> **Source passage**:
-=-=-

And then something gets your attention. You max out one more credit card, yell at your kids in a way that scares them and you, your anxiety becomes unbearable, you have unexplainable health issues, or you get laid off. Or maybe one day you’ve just had enough of living the way you’re living. You’re tired. And you don’t know what to do next.
You may not like what I’m about to say: that unsettledness is a good place to be. It means you might be open to something different.
The books, workshops, and apps haven’t been wrong — they’ve likely helped. But you keep struggling with the same things that led you to them. That’s not a failure of effort or willpower. It’s a sign that what you’re dealing with has deeper roots than those approaches can reach. For most of us, what’s underneath connects back to childhood — to experiences and adaptations that shaped how you see yourself and move through the world long before you had words for any of it.
I don’t have a magic answer. And honestly, I’m glad there isn’t one.
When I was early in my own healing, I wanted the fastest path. I wanted to feel better, be better, have things figured out. What I learned along the way is that the process itself is what allows for deep healing. By process, I mean the felt experience of walking through your story in a connected way — not just understanding it intellectually, but actually feeling the impact of it — and doing so in relationship with trusted people.
The richness, the self-understanding, the genuine change — it doesn’t come from cracking a code. It comes from being willing to look honestly at what’s going on in your inner world. What isn’t working. How you see yourself. What you do to avoid feeling what’s underneath.
I’ve seen what’s possible when someone is willing to do this kind of work. Not perfect. Not without struggle. But genuinely, substantively different — in ways that actually hold.
That kind of honesty doesn’t happen all at once — nor should it. Bringing awareness to what’s been living in your heart, mind, and soul is an incremental process. Trust that you’ll know what you’re ready to know, when you’re ready to know it. Just be available.
Start by letting yourself see what you’re struggling with. Sit with it. Don’t move too quickly toward a solution. Simply by doing that, you’re already on a different path.
The fact that you’re still looking, still asking why — that matters. It means something in you knows there’s more available than what you’ve found so far.

-=-=-

> **Extracted entries**:
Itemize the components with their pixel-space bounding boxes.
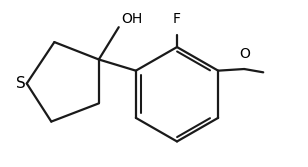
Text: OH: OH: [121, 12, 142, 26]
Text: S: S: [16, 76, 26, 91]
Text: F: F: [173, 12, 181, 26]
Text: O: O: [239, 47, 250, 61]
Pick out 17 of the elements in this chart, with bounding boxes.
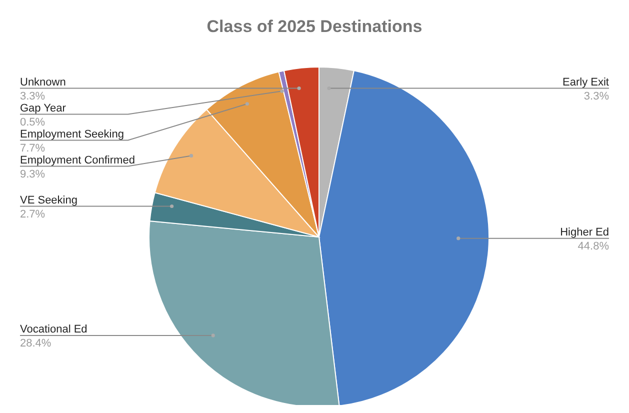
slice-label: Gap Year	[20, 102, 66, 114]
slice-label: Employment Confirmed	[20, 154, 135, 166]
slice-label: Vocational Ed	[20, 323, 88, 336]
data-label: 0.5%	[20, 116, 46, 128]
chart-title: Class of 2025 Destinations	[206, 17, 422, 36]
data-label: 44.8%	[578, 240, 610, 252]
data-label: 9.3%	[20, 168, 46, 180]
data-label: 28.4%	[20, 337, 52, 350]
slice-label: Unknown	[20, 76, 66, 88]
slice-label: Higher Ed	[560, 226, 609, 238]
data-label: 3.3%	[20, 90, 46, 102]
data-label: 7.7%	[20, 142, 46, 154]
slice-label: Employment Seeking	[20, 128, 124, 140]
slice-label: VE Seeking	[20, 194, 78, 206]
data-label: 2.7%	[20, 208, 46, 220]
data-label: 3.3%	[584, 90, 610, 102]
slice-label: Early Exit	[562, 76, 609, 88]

-=-=-

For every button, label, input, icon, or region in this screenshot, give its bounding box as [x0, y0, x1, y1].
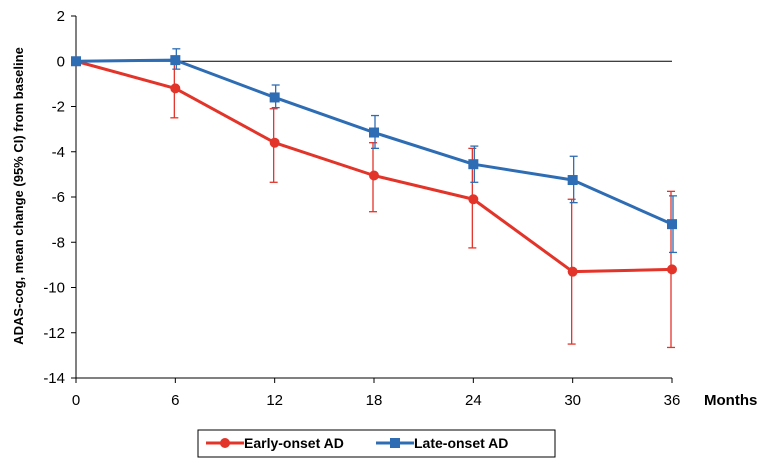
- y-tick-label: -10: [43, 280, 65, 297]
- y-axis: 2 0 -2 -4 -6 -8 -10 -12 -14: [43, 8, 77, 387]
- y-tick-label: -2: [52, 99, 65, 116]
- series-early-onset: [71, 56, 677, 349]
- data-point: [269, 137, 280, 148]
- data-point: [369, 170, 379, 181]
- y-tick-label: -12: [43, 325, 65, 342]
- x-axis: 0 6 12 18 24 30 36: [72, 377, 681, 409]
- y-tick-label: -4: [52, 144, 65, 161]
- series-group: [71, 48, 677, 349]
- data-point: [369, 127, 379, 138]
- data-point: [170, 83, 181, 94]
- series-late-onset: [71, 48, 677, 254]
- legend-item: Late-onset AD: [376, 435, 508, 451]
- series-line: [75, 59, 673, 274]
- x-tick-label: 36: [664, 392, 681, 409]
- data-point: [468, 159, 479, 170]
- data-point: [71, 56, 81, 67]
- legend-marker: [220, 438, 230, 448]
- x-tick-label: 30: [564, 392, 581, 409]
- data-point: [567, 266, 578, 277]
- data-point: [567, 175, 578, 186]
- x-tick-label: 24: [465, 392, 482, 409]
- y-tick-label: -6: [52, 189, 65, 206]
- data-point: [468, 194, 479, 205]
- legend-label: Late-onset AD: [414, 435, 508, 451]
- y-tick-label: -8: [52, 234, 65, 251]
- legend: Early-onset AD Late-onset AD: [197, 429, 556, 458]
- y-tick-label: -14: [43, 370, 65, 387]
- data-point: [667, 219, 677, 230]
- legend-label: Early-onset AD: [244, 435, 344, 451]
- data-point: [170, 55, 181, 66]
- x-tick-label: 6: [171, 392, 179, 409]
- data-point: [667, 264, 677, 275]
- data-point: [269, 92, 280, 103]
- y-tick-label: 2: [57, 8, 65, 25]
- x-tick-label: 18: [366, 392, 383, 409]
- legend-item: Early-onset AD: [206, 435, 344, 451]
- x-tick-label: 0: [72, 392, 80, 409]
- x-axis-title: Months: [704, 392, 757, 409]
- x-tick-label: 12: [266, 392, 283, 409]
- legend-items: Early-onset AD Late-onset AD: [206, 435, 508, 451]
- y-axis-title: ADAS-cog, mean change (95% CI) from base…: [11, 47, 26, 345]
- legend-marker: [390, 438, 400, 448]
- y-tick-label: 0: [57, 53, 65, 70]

-=-=-

> **The exercise**: Return, word for word, the part of the passage on healing above that runs from "When I was early" up to and including "that actually hold.".

> **Full answer**:
When I was early in my own healing, I wanted the fastest path. I wanted to feel better, be better, have things figured out. What I learned along the way is that the process itself is what allows for deep healing. By process, I mean the felt experience of walking through your story in a connected way — not just understanding it intellectually, but actually feeling the impact of it — and doing so in relationship with trusted people.
The richness, the self-understanding, the genuine change — it doesn’t come from cracking a code. It comes from being willing to look honestly at what’s going on in your inner world. What isn’t working. How you see yourself. What you do to avoid feeling what’s underneath.
I’ve seen what’s possible when someone is willing to do this kind of work. Not perfect. Not without struggle. But genuinely, substantively different — in ways that actually hold.